BEGIN DATASET RECORDS

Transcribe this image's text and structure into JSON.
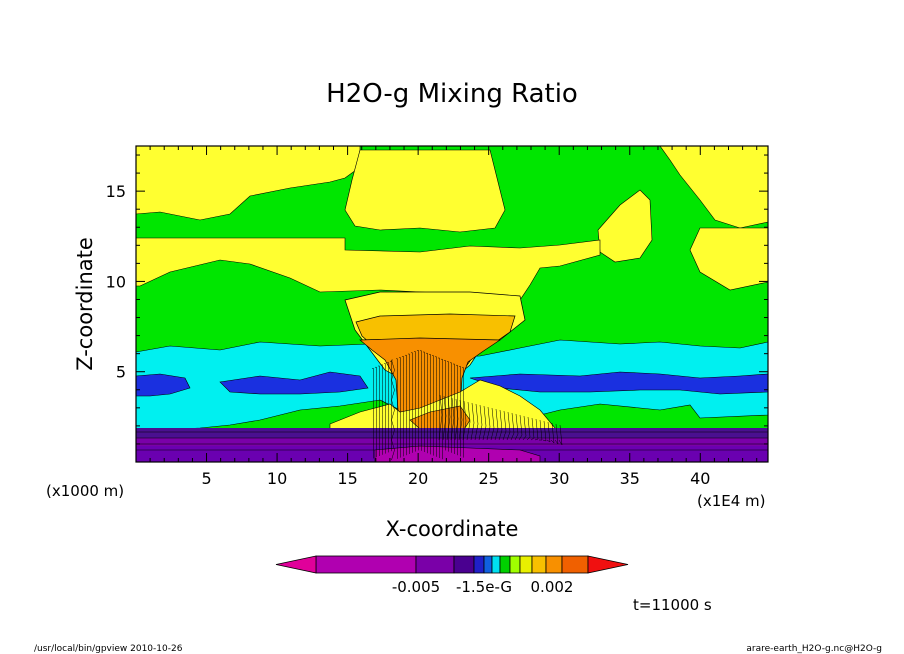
{
  "chart_data": {
    "type": "contour",
    "title": "H2O-g Mixing Ratio",
    "xlabel": "X-coordinate",
    "ylabel": "Z-coordinate",
    "x_unit_left": "(x1000 m)",
    "x_unit_right": "(x1E4 m)",
    "xlim": [
      0,
      44.8
    ],
    "ylim": [
      0,
      17.5
    ],
    "x_ticks": [
      5,
      10,
      15,
      20,
      25,
      30,
      35,
      40
    ],
    "x_tick_labels": [
      "5",
      "10",
      "15",
      "20",
      "25",
      "30",
      "35",
      "40"
    ],
    "y_ticks": [
      5,
      10,
      15
    ],
    "y_tick_labels": [
      "5",
      "10",
      "15"
    ],
    "grid": false,
    "colorbar": {
      "colors": [
        "#b000b0",
        "#7a00a8",
        "#4a0090",
        "#2020c8",
        "#1060e0",
        "#00e0f0",
        "#00d000",
        "#a0ff00",
        "#e8f000",
        "#f8c000",
        "#f89000",
        "#f06000"
      ],
      "low_arrow_color": "#e0009a",
      "high_arrow_color": "#f01010",
      "labels": [
        "-0.005",
        "-1.5e-G",
        "0.002"
      ]
    },
    "bands": [
      {
        "color": "#00e600",
        "zmin": 0,
        "zmax": 17.5
      },
      {
        "color": "#ffff30",
        "zmin": 14,
        "zmax": 17.5
      },
      {
        "color": "#ffff30",
        "zmin": 8.5,
        "zmax": 12.5
      },
      {
        "color": "#00f0f0",
        "zmin": 3,
        "zmax": 6
      },
      {
        "color": "#1a30e0",
        "zmin": 4.3,
        "zmax": 5
      },
      {
        "color": "#4a1090",
        "zmin": 1.6,
        "zmax": 0.3
      },
      {
        "color": "#6a00b0",
        "zmin": 0,
        "zmax": 1.2
      }
    ]
  },
  "footer": {
    "time_label": "t=11000 s",
    "left_path": "/usr/local/bin/gpview  2010-10-26",
    "right_source": "arare-earth_H2O-g.nc@H2O-g"
  }
}
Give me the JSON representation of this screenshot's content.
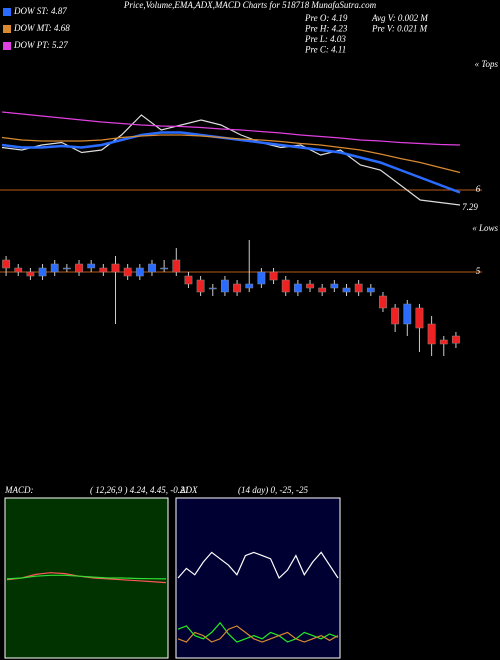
{
  "chart_data": [
    {
      "type": "line",
      "title": "Price,Volume,EMA,ADX,MACD Charts for 518718 MunafaSutra.com",
      "annotations": [
        "Pre  O: 4.19",
        "Pre  H: 4.23",
        "Pre  L: 4.03",
        "Pre  C: 4.11",
        "Avg V: 0.002  M",
        "Pre  V: 0.021 M"
      ],
      "price_label": "7.29",
      "corner_label": "« Tops",
      "ylim": [
        5.5,
        8.5
      ],
      "yticks": [
        6
      ],
      "grid_color": "#b85c1a",
      "background": "#000000",
      "series": [
        {
          "color": "#dddddd",
          "values": [
            6.85,
            6.8,
            6.9,
            6.95,
            6.75,
            6.8,
            7.1,
            7.5,
            7.2,
            7.3,
            7.4,
            7.3,
            7.1,
            6.95,
            6.85,
            6.9,
            6.7,
            6.8,
            6.5,
            6.4,
            6.1,
            5.8,
            5.75,
            5.7
          ]
        },
        {
          "name": "DOW ST: 4.87",
          "color": "#2a6cff",
          "values": [
            6.9,
            6.85,
            6.85,
            6.88,
            6.85,
            6.9,
            7.0,
            7.1,
            7.15,
            7.15,
            7.1,
            7.05,
            7.0,
            6.95,
            6.9,
            6.85,
            6.8,
            6.75,
            6.65,
            6.55,
            6.4,
            6.25,
            6.1,
            5.95
          ]
        },
        {
          "name": "DOW MT: 4.68",
          "color": "#d88a30",
          "values": [
            7.05,
            7.0,
            6.98,
            6.98,
            6.98,
            7.0,
            7.05,
            7.08,
            7.1,
            7.1,
            7.08,
            7.05,
            7.02,
            7.0,
            6.97,
            6.93,
            6.9,
            6.85,
            6.8,
            6.72,
            6.63,
            6.55,
            6.45,
            6.35
          ]
        },
        {
          "name": "DOW PT: 5.27",
          "color": "#e040e0",
          "values": [
            7.56,
            7.52,
            7.48,
            7.44,
            7.4,
            7.36,
            7.33,
            7.3,
            7.28,
            7.27,
            7.25,
            7.22,
            7.2,
            7.17,
            7.14,
            7.1,
            7.07,
            7.04,
            7.0,
            6.98,
            6.95,
            6.93,
            6.91,
            6.9
          ]
        }
      ]
    },
    {
      "type": "candlestick",
      "corner_label": "« Lows",
      "ylim": [
        2.4,
        5.6
      ],
      "yticks": [
        5
      ],
      "grid_color": "#b85c1a",
      "background": "#000000",
      "up_color": "#2a6cff",
      "down_color": "#ee2222",
      "open": [
        5.15,
        5.05,
        5.0,
        4.95,
        5.0,
        5.05,
        5.1,
        5.05,
        5.05,
        5.1,
        5.05,
        4.95,
        5.0,
        5.05,
        5.15,
        4.95,
        4.9,
        4.8,
        4.75,
        4.85,
        4.8,
        4.85,
        5.0,
        4.9,
        4.75,
        4.85,
        4.8,
        4.8,
        4.75,
        4.85,
        4.75,
        4.7,
        4.55,
        4.35,
        4.55,
        4.35,
        4.15,
        4.2
      ],
      "high": [
        5.2,
        5.1,
        5.05,
        5.1,
        5.15,
        5.1,
        5.15,
        5.15,
        5.1,
        5.2,
        5.1,
        5.1,
        5.15,
        5.15,
        5.3,
        5.0,
        4.95,
        4.85,
        4.95,
        4.9,
        5.4,
        5.05,
        5.05,
        4.95,
        4.9,
        4.9,
        4.85,
        4.9,
        4.85,
        4.9,
        4.85,
        4.75,
        4.6,
        4.65,
        4.6,
        4.45,
        4.2,
        4.25
      ],
      "low": [
        4.95,
        4.95,
        4.9,
        4.9,
        4.95,
        5.0,
        4.95,
        5.0,
        4.95,
        4.35,
        4.9,
        4.9,
        4.95,
        5.0,
        4.95,
        4.8,
        4.7,
        4.7,
        4.7,
        4.7,
        4.75,
        4.8,
        4.85,
        4.7,
        4.7,
        4.75,
        4.7,
        4.75,
        4.7,
        4.7,
        4.7,
        4.5,
        4.25,
        4.2,
        4.0,
        3.95,
        3.95,
        4.05
      ],
      "close": [
        5.05,
        5.0,
        4.95,
        5.05,
        5.1,
        5.05,
        5.0,
        5.1,
        5.0,
        5.0,
        4.95,
        5.05,
        5.1,
        5.05,
        5.0,
        4.85,
        4.75,
        4.8,
        4.9,
        4.75,
        4.85,
        5.0,
        4.9,
        4.75,
        4.85,
        4.8,
        4.75,
        4.85,
        4.8,
        4.75,
        4.8,
        4.55,
        4.35,
        4.6,
        4.3,
        4.1,
        4.1,
        4.11
      ]
    },
    {
      "type": "line",
      "title": "MACD:",
      "subtitle": "( 12,26,9 ) 4.24, 4.45, -0.21",
      "ylim": [
        0,
        9
      ],
      "background": "#003300",
      "series": [
        {
          "color": "#ff5555",
          "values": [
            4.4,
            4.5,
            4.7,
            4.8,
            4.75,
            4.6,
            4.5,
            4.45,
            4.4,
            4.35,
            4.3,
            4.24
          ]
        },
        {
          "color": "#33dd33",
          "values": [
            4.45,
            4.5,
            4.6,
            4.65,
            4.65,
            4.6,
            4.55,
            4.5,
            4.5,
            4.47,
            4.46,
            4.45
          ]
        }
      ]
    },
    {
      "type": "line",
      "title": "ADX",
      "subtitle": "(14 day) 0, -25, -25",
      "ylim": [
        0,
        100
      ],
      "background": "#000033",
      "series": [
        {
          "color": "#ffffff",
          "values": [
            50,
            56,
            52,
            60,
            66,
            62,
            58,
            52,
            64,
            66,
            64,
            62,
            50,
            55,
            64,
            52,
            60,
            66,
            58,
            50
          ]
        },
        {
          "color": "#22ee22",
          "values": [
            18,
            20,
            14,
            12,
            16,
            22,
            15,
            10,
            12,
            14,
            12,
            16,
            14,
            10,
            12,
            16,
            14,
            12,
            15,
            13
          ]
        },
        {
          "color": "#d88a30",
          "values": [
            12,
            10,
            16,
            14,
            10,
            12,
            18,
            20,
            16,
            12,
            10,
            12,
            14,
            16,
            12,
            10,
            12,
            14,
            11,
            14
          ]
        }
      ]
    }
  ]
}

END DATASET RECORDS

[WHAT NEEDS TO BE DONE]
Collect every line from the records above that contains the word "MACD".

[REPLY]
      "title": "Price,Volume,EMA,ADX,MACD Charts for 518718 MunafaSutra.com",
      "title": "MACD:",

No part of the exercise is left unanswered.